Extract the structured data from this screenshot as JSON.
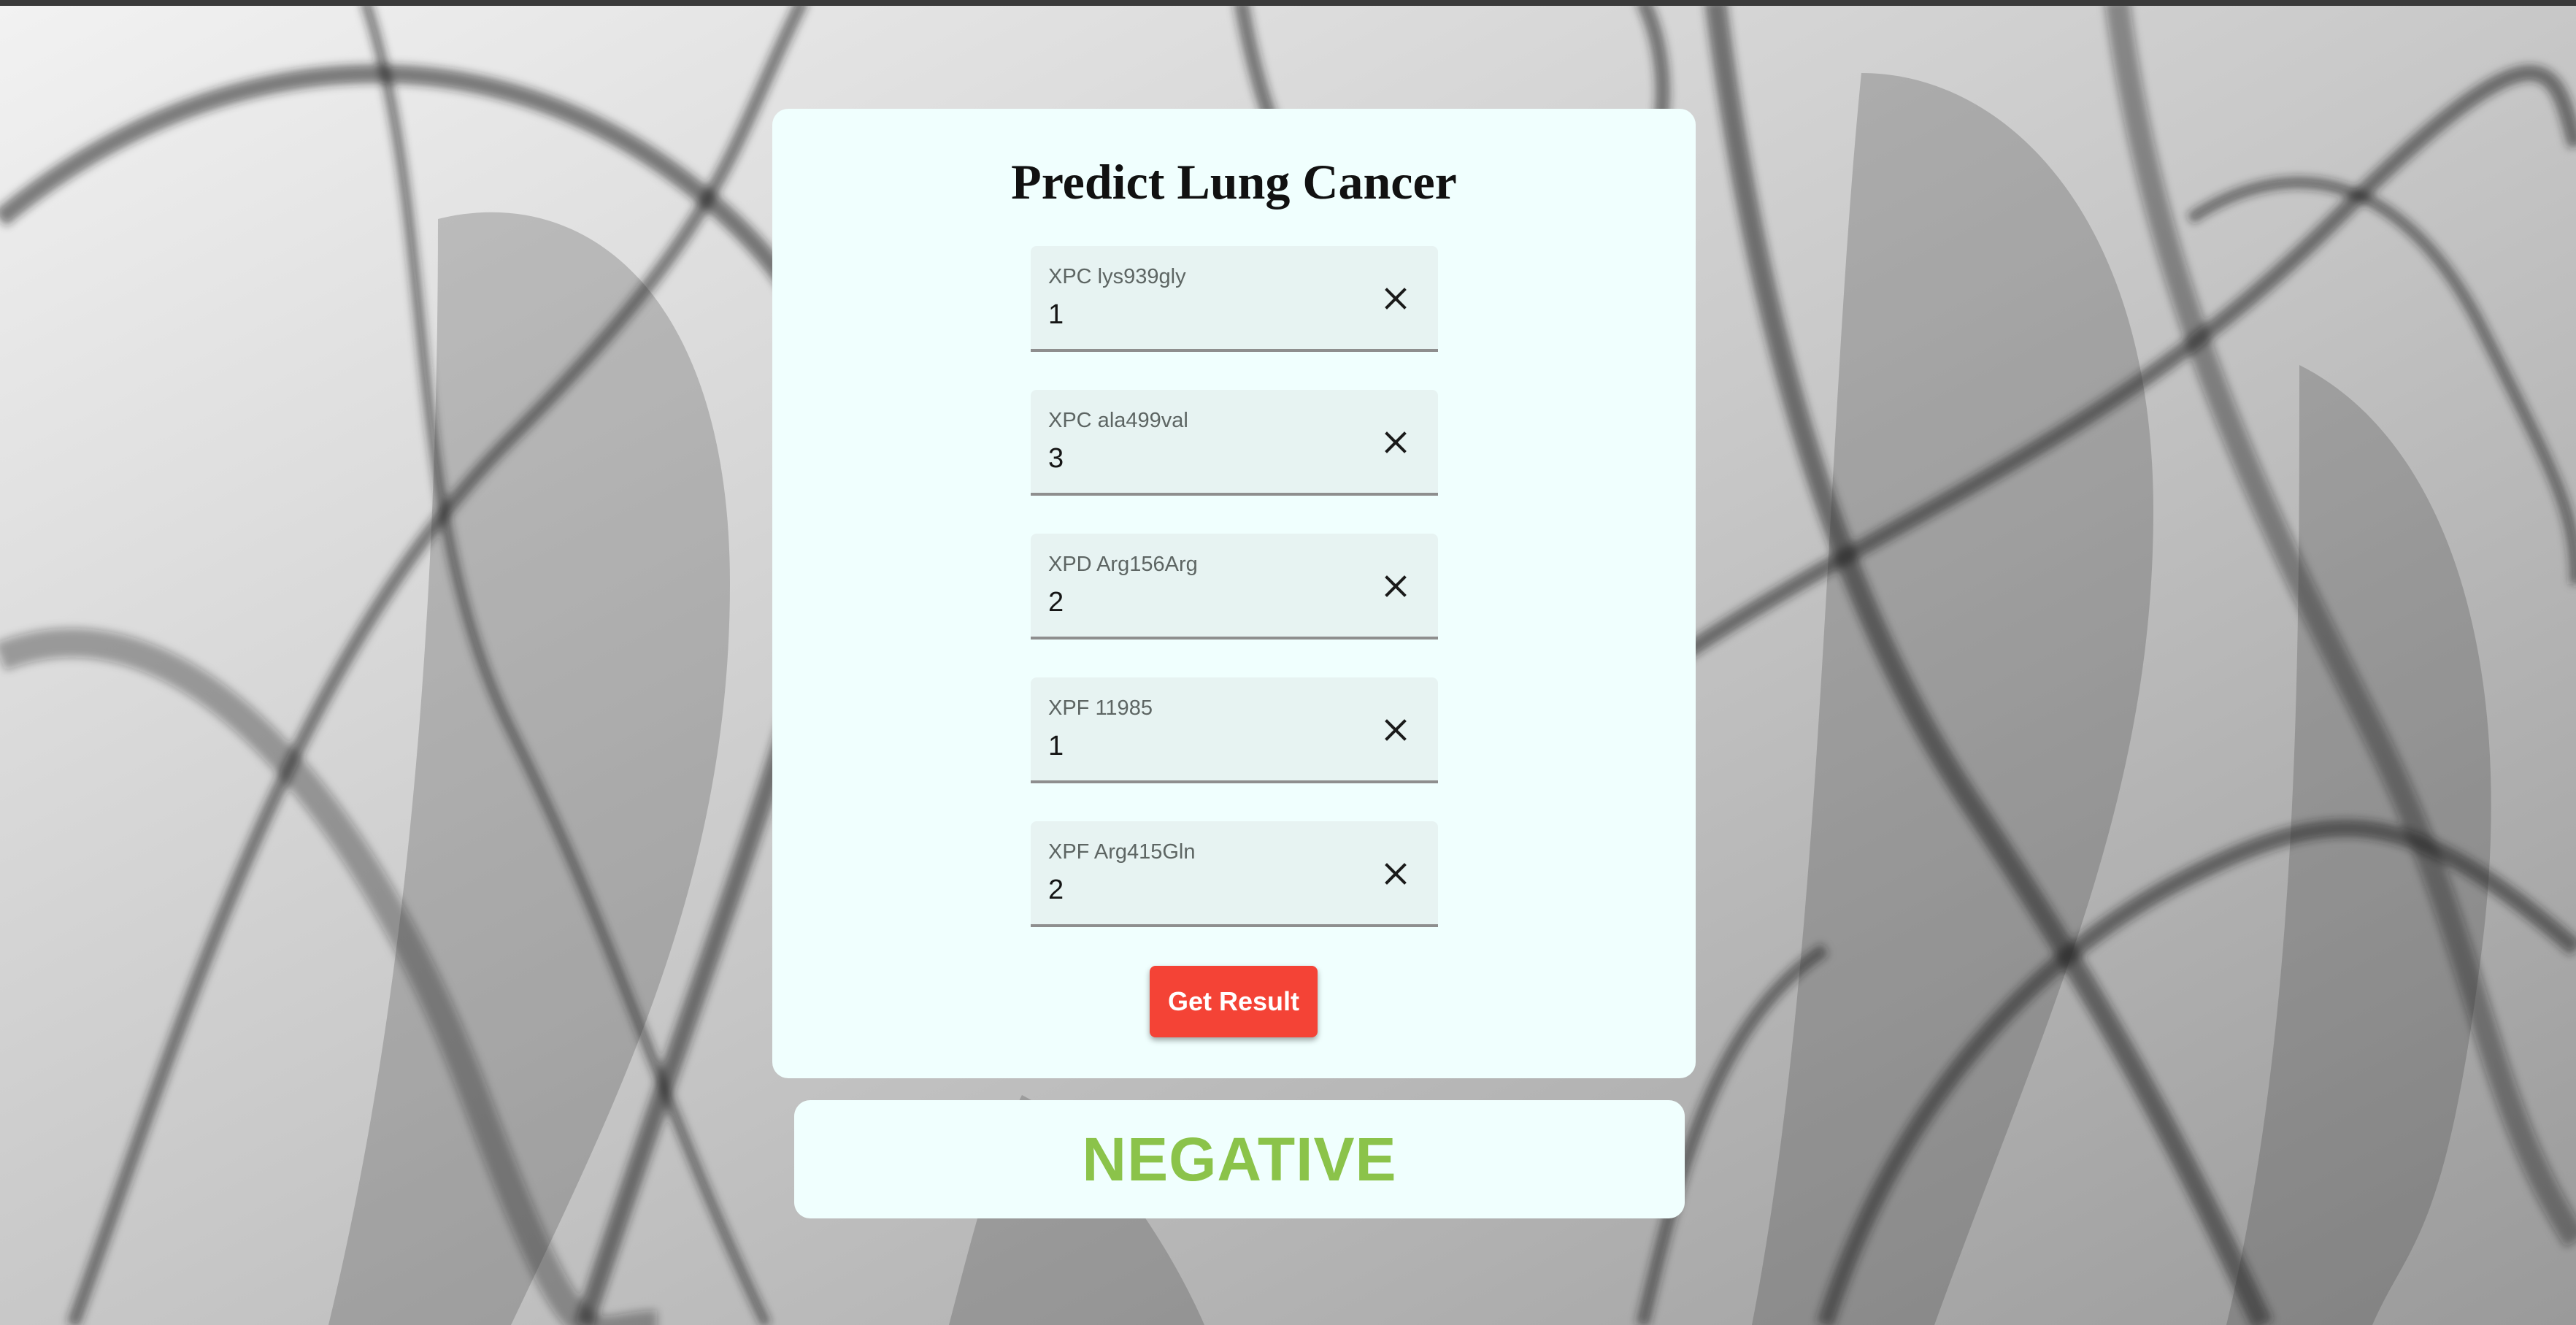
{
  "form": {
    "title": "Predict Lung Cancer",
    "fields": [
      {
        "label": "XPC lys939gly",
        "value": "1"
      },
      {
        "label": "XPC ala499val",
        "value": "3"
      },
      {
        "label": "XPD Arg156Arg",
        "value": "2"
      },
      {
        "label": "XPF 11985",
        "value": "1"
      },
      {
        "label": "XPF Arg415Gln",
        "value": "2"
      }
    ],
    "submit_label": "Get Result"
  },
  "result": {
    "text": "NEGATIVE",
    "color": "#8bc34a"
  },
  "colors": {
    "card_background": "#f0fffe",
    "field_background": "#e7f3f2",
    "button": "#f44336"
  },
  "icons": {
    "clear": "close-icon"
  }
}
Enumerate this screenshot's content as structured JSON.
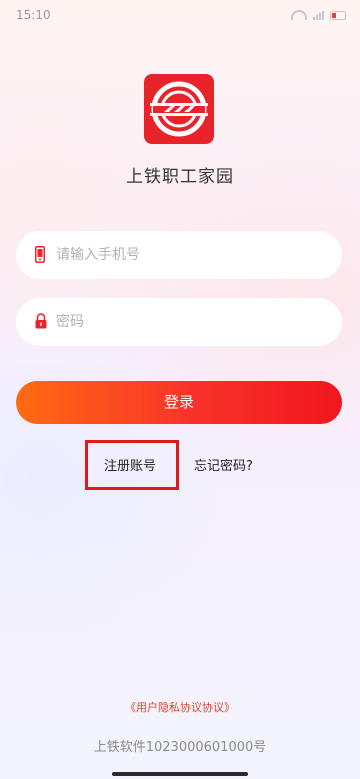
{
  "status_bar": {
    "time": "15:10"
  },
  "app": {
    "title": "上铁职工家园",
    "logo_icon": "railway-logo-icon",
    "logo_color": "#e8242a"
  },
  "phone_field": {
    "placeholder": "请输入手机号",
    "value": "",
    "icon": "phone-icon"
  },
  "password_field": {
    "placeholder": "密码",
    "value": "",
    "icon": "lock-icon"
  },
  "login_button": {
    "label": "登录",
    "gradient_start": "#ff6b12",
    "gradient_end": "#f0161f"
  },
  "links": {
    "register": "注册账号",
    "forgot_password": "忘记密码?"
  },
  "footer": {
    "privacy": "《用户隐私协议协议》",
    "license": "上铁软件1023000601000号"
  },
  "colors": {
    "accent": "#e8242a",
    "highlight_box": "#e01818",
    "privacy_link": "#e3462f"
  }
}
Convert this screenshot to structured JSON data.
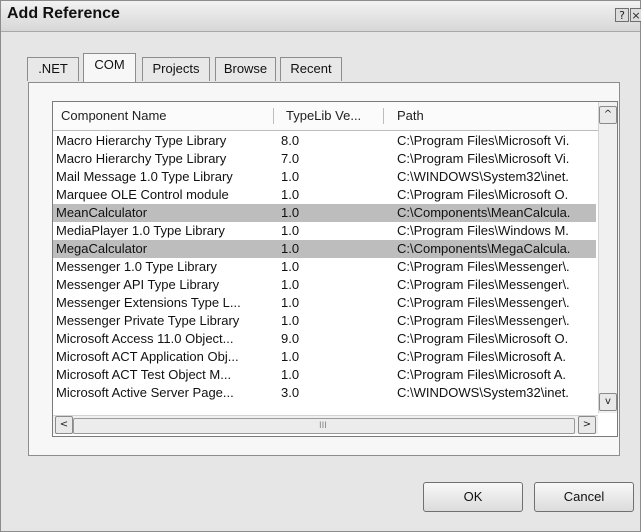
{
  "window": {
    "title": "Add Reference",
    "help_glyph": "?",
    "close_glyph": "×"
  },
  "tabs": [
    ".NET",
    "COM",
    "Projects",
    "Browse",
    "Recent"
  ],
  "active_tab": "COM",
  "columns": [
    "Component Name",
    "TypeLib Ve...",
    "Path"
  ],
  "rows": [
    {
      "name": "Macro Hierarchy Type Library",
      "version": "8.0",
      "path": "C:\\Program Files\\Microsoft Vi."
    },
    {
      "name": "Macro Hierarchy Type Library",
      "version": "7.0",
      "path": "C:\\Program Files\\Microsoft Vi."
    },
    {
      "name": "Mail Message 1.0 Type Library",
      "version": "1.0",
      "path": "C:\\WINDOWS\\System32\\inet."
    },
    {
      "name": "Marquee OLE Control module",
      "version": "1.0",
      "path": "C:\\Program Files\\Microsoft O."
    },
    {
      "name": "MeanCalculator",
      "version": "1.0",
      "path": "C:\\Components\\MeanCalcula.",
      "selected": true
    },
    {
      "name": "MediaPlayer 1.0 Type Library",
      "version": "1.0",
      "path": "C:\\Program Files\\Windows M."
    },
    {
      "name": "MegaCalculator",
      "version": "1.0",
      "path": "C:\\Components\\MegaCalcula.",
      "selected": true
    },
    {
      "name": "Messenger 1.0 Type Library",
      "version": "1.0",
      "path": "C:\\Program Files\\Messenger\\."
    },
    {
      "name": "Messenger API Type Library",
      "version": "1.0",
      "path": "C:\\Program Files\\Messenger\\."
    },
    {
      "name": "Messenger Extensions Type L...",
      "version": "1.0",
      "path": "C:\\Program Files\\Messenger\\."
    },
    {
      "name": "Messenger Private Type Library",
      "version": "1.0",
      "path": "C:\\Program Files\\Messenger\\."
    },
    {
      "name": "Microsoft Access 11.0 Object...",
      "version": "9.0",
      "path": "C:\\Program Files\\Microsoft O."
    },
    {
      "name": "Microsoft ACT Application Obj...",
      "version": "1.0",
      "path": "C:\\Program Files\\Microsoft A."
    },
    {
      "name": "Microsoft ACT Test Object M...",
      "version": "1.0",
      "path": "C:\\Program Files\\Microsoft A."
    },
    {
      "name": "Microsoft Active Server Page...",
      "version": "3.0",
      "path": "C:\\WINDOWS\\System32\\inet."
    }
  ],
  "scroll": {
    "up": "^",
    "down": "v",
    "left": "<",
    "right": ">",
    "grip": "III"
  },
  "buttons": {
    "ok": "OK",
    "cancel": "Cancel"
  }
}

» **Description of the task**
Show each line of the listing that holds the string "JSON".

» **Solution to this problem**
Extract the structured data from this screenshot as JSON.
Enumerate this screenshot's content as structured JSON.
Convert this screenshot to structured JSON data.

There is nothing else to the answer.